▸ **Task to complete**
From the entries provided below, copy each line that contains the word "image".

▸ **Source records**

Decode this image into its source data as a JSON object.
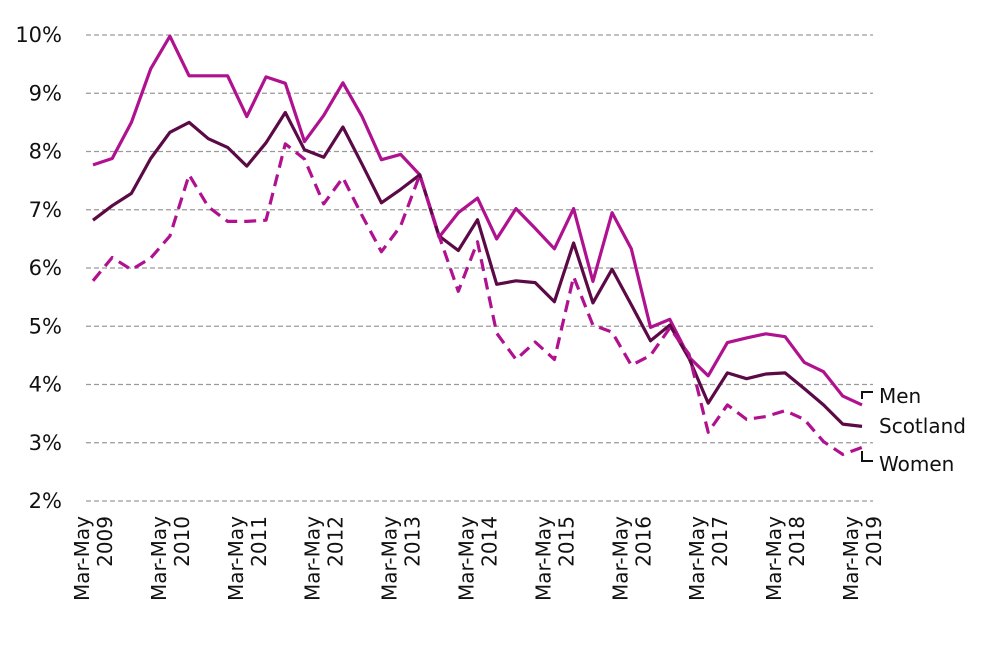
{
  "chart_data": {
    "type": "line",
    "title": "",
    "xlabel": "",
    "ylabel": "",
    "ylim": [
      2,
      10
    ],
    "yticks": [
      {
        "value": 2,
        "label": "2%"
      },
      {
        "value": 3,
        "label": "3%"
      },
      {
        "value": 4,
        "label": "4%"
      },
      {
        "value": 5,
        "label": "5%"
      },
      {
        "value": 6,
        "label": "6%"
      },
      {
        "value": 7,
        "label": "7%"
      },
      {
        "value": 8,
        "label": "8%"
      },
      {
        "value": 9,
        "label": "9%"
      },
      {
        "value": 10,
        "label": "10%"
      }
    ],
    "xticks": [
      {
        "index": 0,
        "line1": "Mar-May",
        "line2": "2009"
      },
      {
        "index": 4,
        "line1": "Mar-May",
        "line2": "2010"
      },
      {
        "index": 8,
        "line1": "Mar-May",
        "line2": "2011"
      },
      {
        "index": 12,
        "line1": "Mar-May",
        "line2": "2012"
      },
      {
        "index": 16,
        "line1": "Mar-May",
        "line2": "2013"
      },
      {
        "index": 20,
        "line1": "Mar-May",
        "line2": "2014"
      },
      {
        "index": 24,
        "line1": "Mar-May",
        "line2": "2015"
      },
      {
        "index": 28,
        "line1": "Mar-May",
        "line2": "2016"
      },
      {
        "index": 32,
        "line1": "Mar-May",
        "line2": "2017"
      },
      {
        "index": 36,
        "line1": "Mar-May",
        "line2": "2018"
      },
      {
        "index": 40,
        "line1": "Mar-May",
        "line2": "2019"
      }
    ],
    "grid": "horizontal",
    "series": [
      {
        "name": "Men",
        "color": "#b0118f",
        "dash": "solid",
        "values": [
          7.77,
          7.88,
          8.5,
          9.42,
          9.98,
          9.3,
          9.3,
          9.3,
          8.6,
          9.28,
          9.17,
          8.17,
          8.62,
          9.18,
          8.6,
          7.86,
          7.95,
          7.6,
          6.53,
          6.95,
          7.2,
          6.5,
          7.02,
          6.68,
          6.33,
          7.02,
          5.77,
          6.95,
          6.33,
          4.98,
          5.12,
          4.47,
          4.15,
          4.72,
          4.8,
          4.87,
          4.82,
          4.38,
          4.22,
          3.8,
          3.65
        ]
      },
      {
        "name": "Scotland",
        "color": "#5b0a45",
        "dash": "solid",
        "values": [
          6.82,
          7.07,
          7.28,
          7.88,
          8.33,
          8.5,
          8.22,
          8.07,
          7.75,
          8.15,
          8.67,
          8.03,
          7.9,
          8.42,
          7.78,
          7.12,
          7.35,
          7.6,
          6.55,
          6.3,
          6.83,
          5.72,
          5.78,
          5.75,
          5.42,
          6.43,
          5.4,
          5.98,
          5.37,
          4.75,
          5.02,
          4.45,
          3.68,
          4.2,
          4.1,
          4.18,
          4.2,
          3.93,
          3.65,
          3.32,
          3.28
        ]
      },
      {
        "name": "Women",
        "color": "#b0118f",
        "dash": "dashed",
        "values": [
          5.78,
          6.18,
          5.97,
          6.17,
          6.55,
          7.6,
          7.05,
          6.8,
          6.8,
          6.82,
          8.13,
          7.87,
          7.1,
          7.55,
          6.9,
          6.28,
          6.72,
          7.6,
          6.55,
          5.6,
          6.45,
          4.88,
          4.43,
          4.73,
          4.43,
          5.85,
          5.02,
          4.9,
          4.33,
          4.5,
          4.97,
          4.52,
          3.18,
          3.65,
          3.4,
          3.45,
          3.55,
          3.4,
          3.02,
          2.8,
          2.92
        ]
      }
    ]
  },
  "legend": {
    "men": "Men",
    "scotland": "Scotland",
    "women": "Women"
  }
}
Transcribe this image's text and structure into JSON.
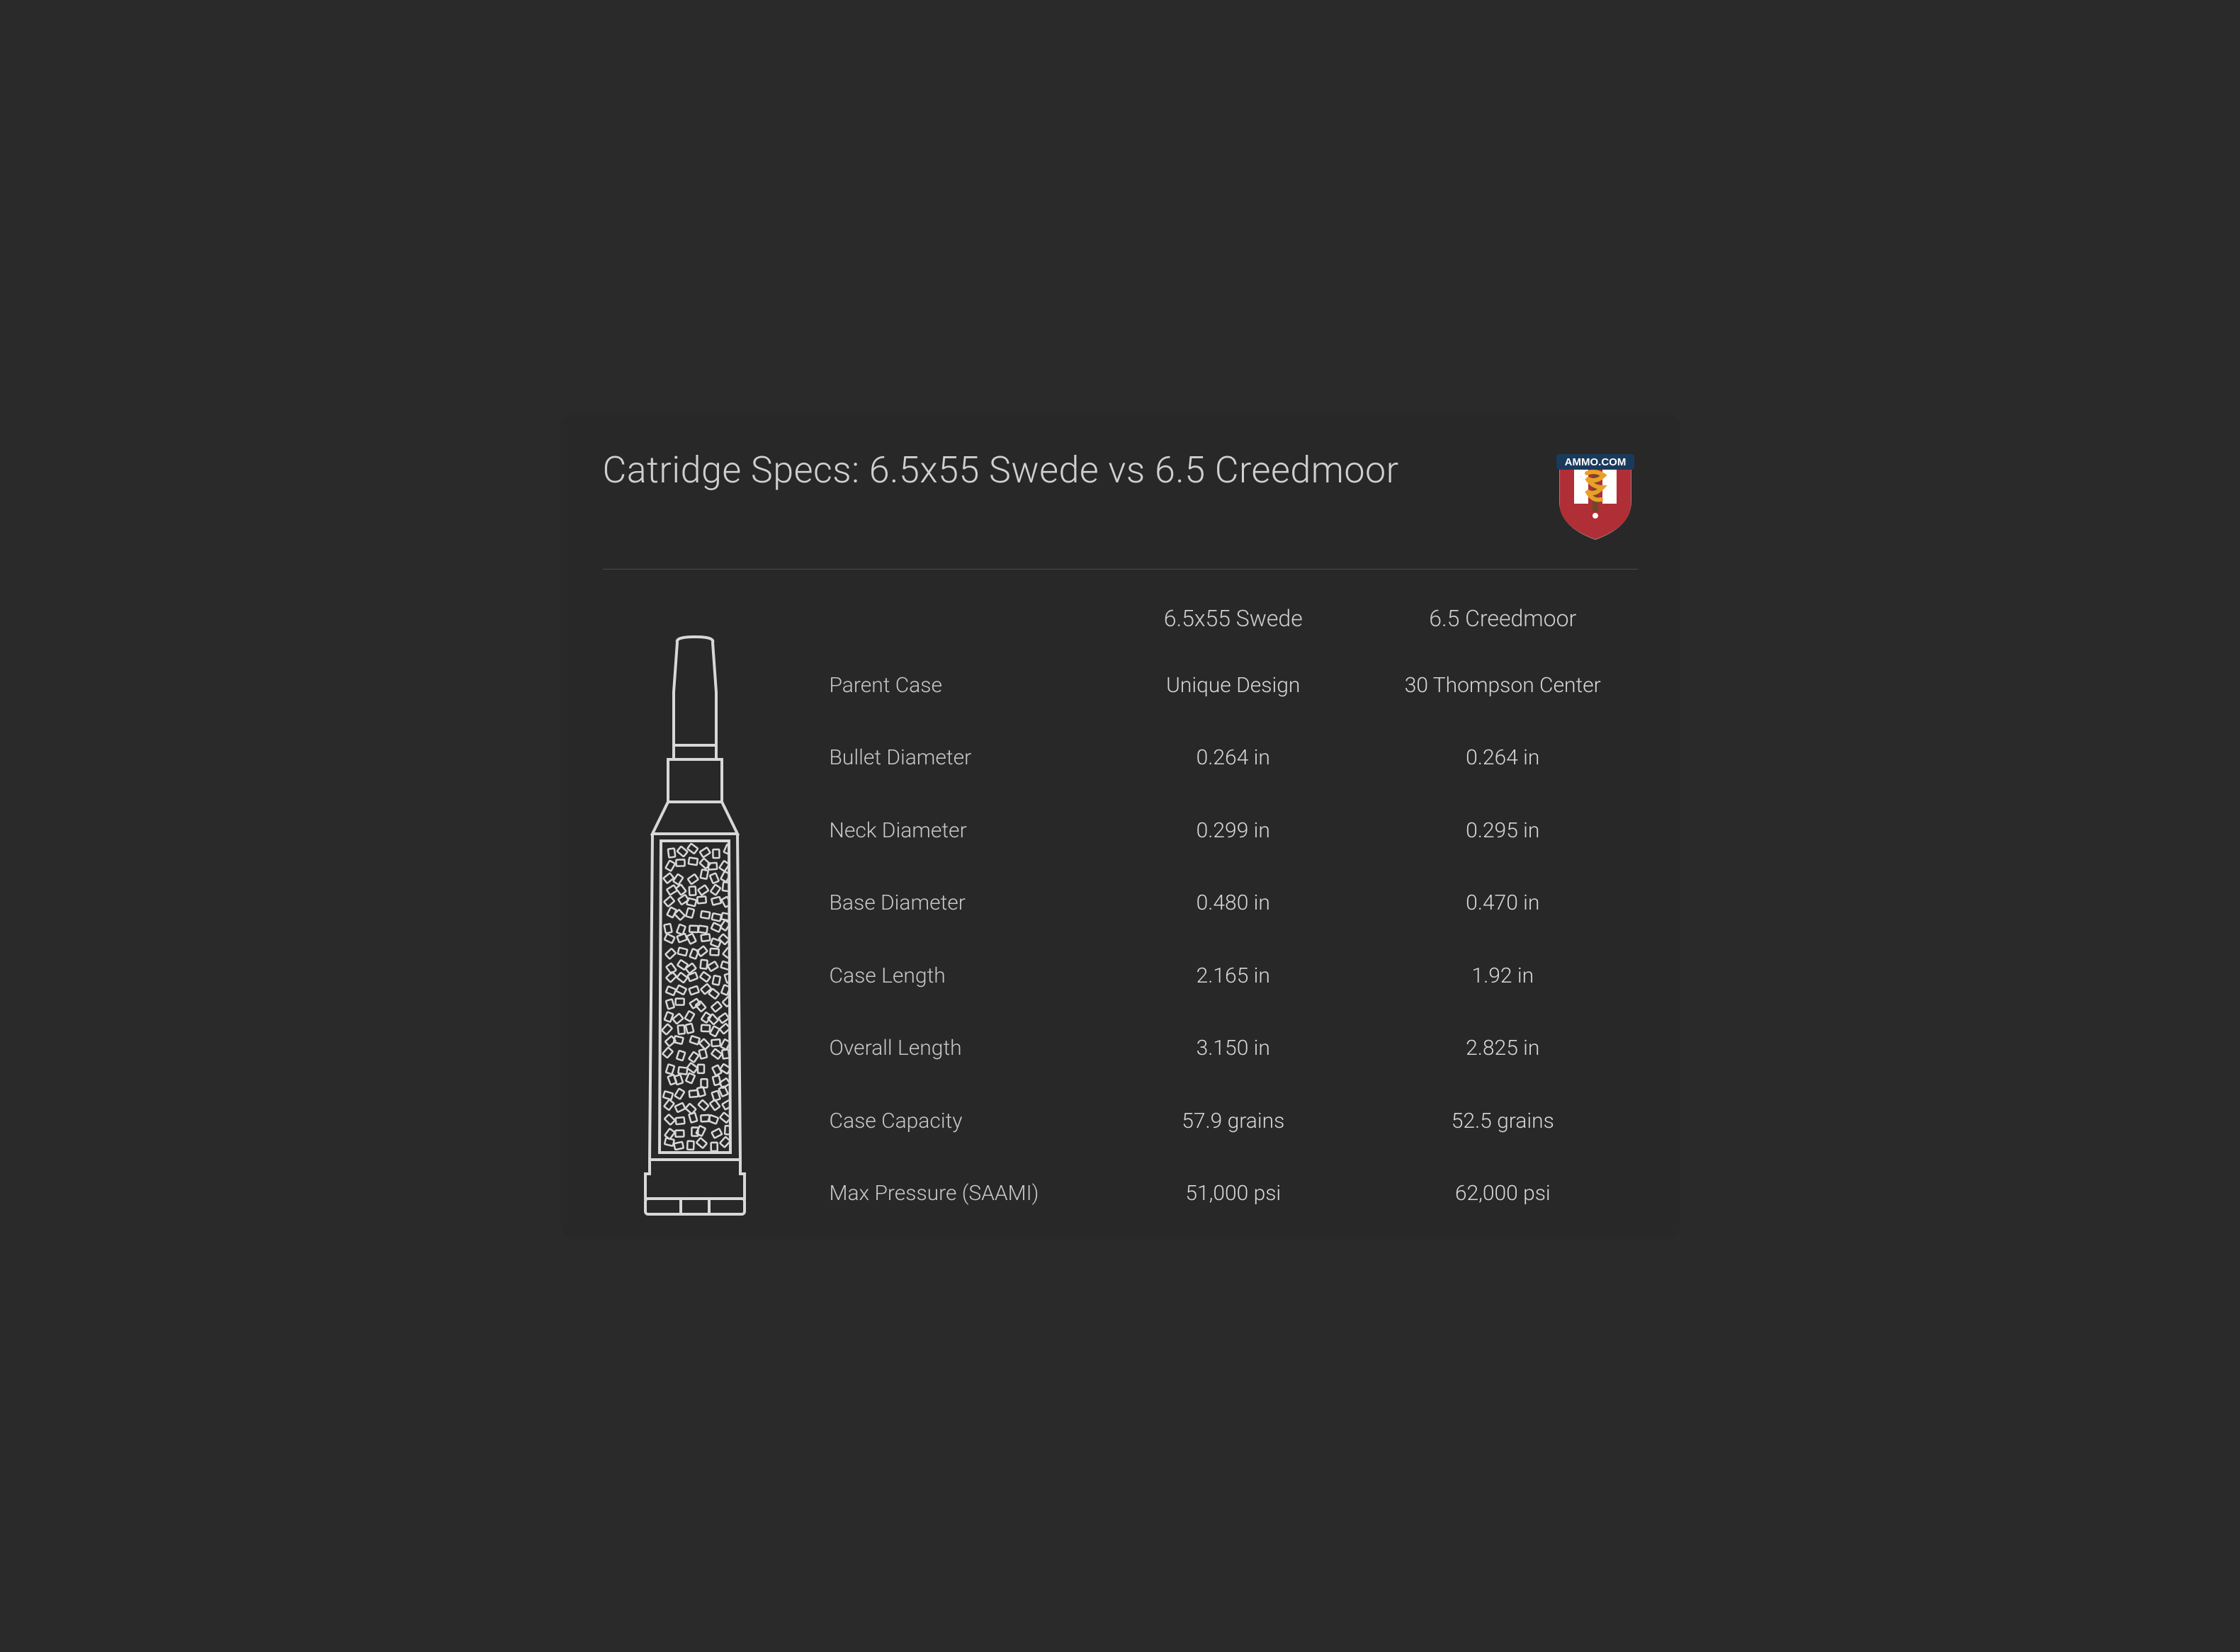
{
  "title": "Catridge Specs: 6.5x55 Swede vs 6.5 Creedmoor",
  "logo": {
    "text": "AMMO.COM",
    "shield_stripes": [
      "#b02e35",
      "#ffffff",
      "#b02e35",
      "#ffffff",
      "#b02e35"
    ],
    "banner_bg": "#1a3a5c",
    "banner_text_color": "#ffffff",
    "snake_color": "#e8a028",
    "staff_color": "#6b4a2a"
  },
  "columns": {
    "col1": "6.5x55 Swede",
    "col2": "6.5 Creedmoor"
  },
  "specs": [
    {
      "label": "Parent Case",
      "v1": "Unique Design",
      "v2": "30 Thompson Center"
    },
    {
      "label": "Bullet Diameter",
      "v1": "0.264 in",
      "v2": "0.264 in"
    },
    {
      "label": "Neck Diameter",
      "v1": "0.299 in",
      "v2": "0.295 in"
    },
    {
      "label": "Base Diameter",
      "v1": "0.480 in",
      "v2": "0.470 in"
    },
    {
      "label": "Case Length",
      "v1": "2.165 in",
      "v2": "1.92 in"
    },
    {
      "label": "Overall Length",
      "v1": "3.150 in",
      "v2": "2.825 in"
    },
    {
      "label": "Case Capacity",
      "v1": "57.9 grains",
      "v2": "52.5 grains"
    },
    {
      "label": "Max Pressure (SAAMI)",
      "v1": "51,000 psi",
      "v2": "62,000 psi"
    }
  ],
  "styling": {
    "background_color": "#282828",
    "text_color": "#c8c8c8",
    "title_color": "#d0d0d0",
    "divider_color": "#4a4a4a",
    "bullet_outline_color": "#d8d8d8",
    "title_fontsize": 52,
    "header_fontsize": 32,
    "body_fontsize": 30,
    "card_radius": 20
  }
}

▸ **Output for this task**
Decode this image into its source data as a JSON object.
Transcribe this image's text and structure into JSON.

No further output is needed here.